**What the exercise asks**
Copy all lines below exactly as written. Leave pictures out.

<<<<

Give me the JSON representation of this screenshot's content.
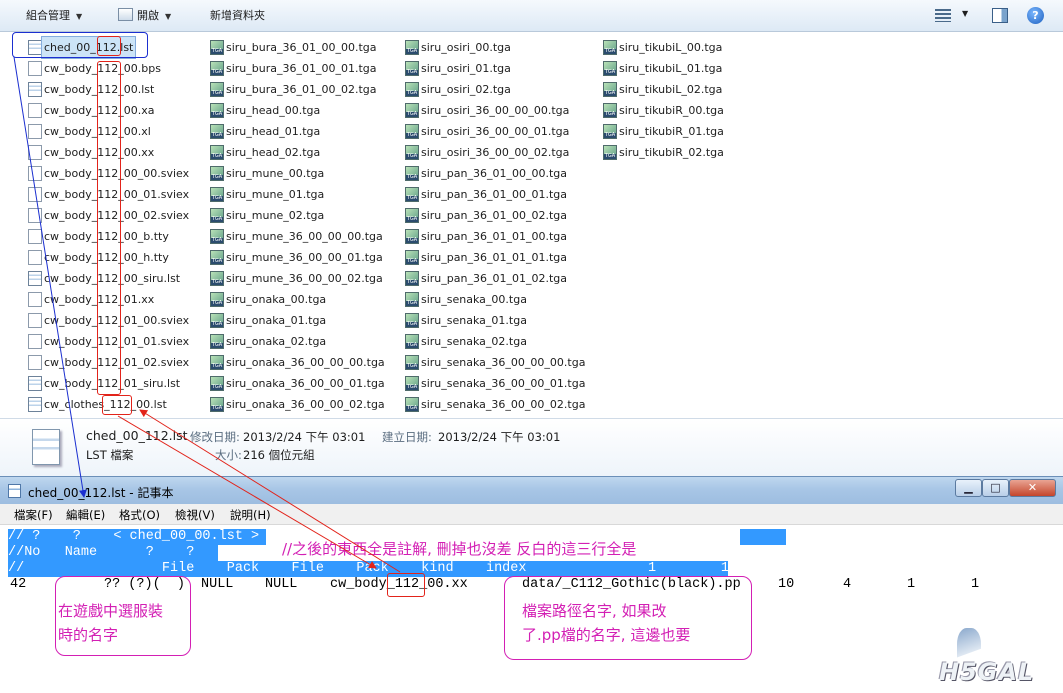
{
  "explorer": {
    "toolbar": {
      "organize": "組合管理",
      "open": "開啟",
      "new_folder": "新增資料夾"
    },
    "columns": [
      [
        "ched_00_112.lst",
        "cw_body_112_00.bps",
        "cw_body_112_00.lst",
        "cw_body_112_00.xa",
        "cw_body_112_00.xl",
        "cw_body_112_00.xx",
        "cw_body_112_00_00.sviex",
        "cw_body_112_00_01.sviex",
        "cw_body_112_00_02.sviex",
        "cw_body_112_00_b.tty",
        "cw_body_112_00_h.tty",
        "cw_body_112_00_siru.lst",
        "cw_body_112_01.xx",
        "cw_body_112_01_00.sviex",
        "cw_body_112_01_01.sviex",
        "cw_body_112_01_02.sviex",
        "cw_body_112_01_siru.lst",
        "cw_clothes_112_00.lst"
      ],
      [
        "siru_bura_36_01_00_00.tga",
        "siru_bura_36_01_00_01.tga",
        "siru_bura_36_01_00_02.tga",
        "siru_head_00.tga",
        "siru_head_01.tga",
        "siru_head_02.tga",
        "siru_mune_00.tga",
        "siru_mune_01.tga",
        "siru_mune_02.tga",
        "siru_mune_36_00_00_00.tga",
        "siru_mune_36_00_00_01.tga",
        "siru_mune_36_00_00_02.tga",
        "siru_onaka_00.tga",
        "siru_onaka_01.tga",
        "siru_onaka_02.tga",
        "siru_onaka_36_00_00_00.tga",
        "siru_onaka_36_00_00_01.tga",
        "siru_onaka_36_00_00_02.tga"
      ],
      [
        "siru_osiri_00.tga",
        "siru_osiri_01.tga",
        "siru_osiri_02.tga",
        "siru_osiri_36_00_00_00.tga",
        "siru_osiri_36_00_00_01.tga",
        "siru_osiri_36_00_00_02.tga",
        "siru_pan_36_01_00_00.tga",
        "siru_pan_36_01_00_01.tga",
        "siru_pan_36_01_00_02.tga",
        "siru_pan_36_01_01_00.tga",
        "siru_pan_36_01_01_01.tga",
        "siru_pan_36_01_01_02.tga",
        "siru_senaka_00.tga",
        "siru_senaka_01.tga",
        "siru_senaka_02.tga",
        "siru_senaka_36_00_00_00.tga",
        "siru_senaka_36_00_00_01.tga",
        "siru_senaka_36_00_00_02.tga"
      ],
      [
        "siru_tikubiL_00.tga",
        "siru_tikubiL_01.tga",
        "siru_tikubiL_02.tga",
        "siru_tikubiR_00.tga",
        "siru_tikubiR_01.tga",
        "siru_tikubiR_02.tga"
      ]
    ],
    "details": {
      "filename": "ched_00_112.lst",
      "type": "LST 檔案",
      "modified_label": "修改日期:",
      "modified_value": "2013/2/24 下午 03:01",
      "created_label": "建立日期:",
      "created_value": "2013/2/24 下午 03:01",
      "size_label": "大小:",
      "size_value": "216 個位元組"
    }
  },
  "notepad": {
    "title": "ched_00_112.lst - 記事本",
    "window_buttons": {
      "minimize": "▁",
      "maximize": "□",
      "close": "✕"
    },
    "menu": [
      "檔案(F)",
      "編輯(E)",
      "格式(O)",
      "檢視(V)",
      "說明(H)"
    ],
    "lines": [
      "// ?    ?    < ched_00_00.lst >",
      "//No   Name      ?    ?",
      "//                 File    Pack    File    Pack    kind    index               1        1"
    ],
    "data_line": {
      "num": "42",
      "name": "?? (?)(  )",
      "c1": "NULL",
      "c2": "NULL",
      "file_pre": "cw_body_",
      "file_hl": "112",
      "file_post": "_00.xx",
      "path": "data/_C112_Gothic(black).pp",
      "v1": "10",
      "v2": "4",
      "v3": "1",
      "v4": "1"
    }
  },
  "annotations": {
    "comment_note": "//之後的東西全是註解, 刪掉也沒差 反白的這三行全是",
    "name_note_1": "在遊戲中選服裝",
    "name_note_2": "時的名字",
    "path_note_1": "檔案路徑名字, 如果改",
    "path_note_2": "了.pp檔的名字, 這邊也要"
  },
  "watermark": "H5GAL",
  "colors": {
    "annotation": "#d31fb4",
    "highlight": "#3399ff",
    "red_box": "#e2231a",
    "blue_line": "#1b2fd0"
  }
}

>>>>

**Exercise solution**
Give me the JSON representation of this screenshot's content.
{
  "explorer": {
    "toolbar": {
      "organize": "組合管理",
      "open": "開啟",
      "new_folder": "新增資料夾"
    },
    "columns": [
      [
        "ched_00_112.lst",
        "cw_body_112_00.bps",
        "cw_body_112_00.lst",
        "cw_body_112_00.xa",
        "cw_body_112_00.xl",
        "cw_body_112_00.xx",
        "cw_body_112_00_00.sviex",
        "cw_body_112_00_01.sviex",
        "cw_body_112_00_02.sviex",
        "cw_body_112_00_b.tty",
        "cw_body_112_00_h.tty",
        "cw_body_112_00_siru.lst",
        "cw_body_112_01.xx",
        "cw_body_112_01_00.sviex",
        "cw_body_112_01_01.sviex",
        "cw_body_112_01_02.sviex",
        "cw_body_112_01_siru.lst",
        "cw_clothes_112_00.lst"
      ],
      [
        "siru_bura_36_01_00_00.tga",
        "siru_bura_36_01_00_01.tga",
        "siru_bura_36_01_00_02.tga",
        "siru_head_00.tga",
        "siru_head_01.tga",
        "siru_head_02.tga",
        "siru_mune_00.tga",
        "siru_mune_01.tga",
        "siru_mune_02.tga",
        "siru_mune_36_00_00_00.tga",
        "siru_mune_36_00_00_01.tga",
        "siru_mune_36_00_00_02.tga",
        "siru_onaka_00.tga",
        "siru_onaka_01.tga",
        "siru_onaka_02.tga",
        "siru_onaka_36_00_00_00.tga",
        "siru_onaka_36_00_00_01.tga",
        "siru_onaka_36_00_00_02.tga"
      ],
      [
        "siru_osiri_00.tga",
        "siru_osiri_01.tga",
        "siru_osiri_02.tga",
        "siru_osiri_36_00_00_00.tga",
        "siru_osiri_36_00_00_01.tga",
        "siru_osiri_36_00_00_02.tga",
        "siru_pan_36_01_00_00.tga",
        "siru_pan_36_01_00_01.tga",
        "siru_pan_36_01_00_02.tga",
        "siru_pan_36_01_01_00.tga",
        "siru_pan_36_01_01_01.tga",
        "siru_pan_36_01_01_02.tga",
        "siru_senaka_00.tga",
        "siru_senaka_01.tga",
        "siru_senaka_02.tga",
        "siru_senaka_36_00_00_00.tga",
        "siru_senaka_36_00_00_01.tga",
        "siru_senaka_36_00_00_02.tga"
      ],
      [
        "siru_tikubiL_00.tga",
        "siru_tikubiL_01.tga",
        "siru_tikubiL_02.tga",
        "siru_tikubiR_00.tga",
        "siru_tikubiR_01.tga",
        "siru_tikubiR_02.tga"
      ]
    ],
    "details": {
      "filename": "ched_00_112.lst",
      "type": "LST 檔案",
      "modified_label": "修改日期:",
      "modified_value": "2013/2/24 下午 03:01",
      "created_label": "建立日期:",
      "created_value": "2013/2/24 下午 03:01",
      "size_label": "大小:",
      "size_value": "216 個位元組"
    }
  },
  "notepad": {
    "title": "ched_00_112.lst - 記事本",
    "window_buttons": {
      "minimize": "▁",
      "maximize": "□",
      "close": "✕"
    },
    "menu": [
      "檔案(F)",
      "編輯(E)",
      "格式(O)",
      "檢視(V)",
      "說明(H)"
    ],
    "lines": [
      "// ?    ?    < ched_00_00.lst >",
      "//No   Name      ?    ?",
      "//                 File    Pack    File    Pack    kind    index               1        1"
    ],
    "data_line": {
      "num": "42",
      "name": "?? (?)(  )",
      "c1": "NULL",
      "c2": "NULL",
      "file_pre": "cw_body_",
      "file_hl": "112",
      "file_post": "_00.xx",
      "path": "data/_C112_Gothic(black).pp",
      "v1": "10",
      "v2": "4",
      "v3": "1",
      "v4": "1"
    }
  },
  "annotations": {
    "comment_note": "//之後的東西全是註解, 刪掉也沒差 反白的這三行全是",
    "name_note_1": "在遊戲中選服裝",
    "name_note_2": "時的名字",
    "path_note_1": "檔案路徑名字, 如果改",
    "path_note_2": "了.pp檔的名字, 這邊也要"
  },
  "watermark": "H5GAL",
  "colors": {
    "annotation": "#d31fb4",
    "highlight": "#3399ff",
    "red_box": "#e2231a",
    "blue_line": "#1b2fd0"
  }
}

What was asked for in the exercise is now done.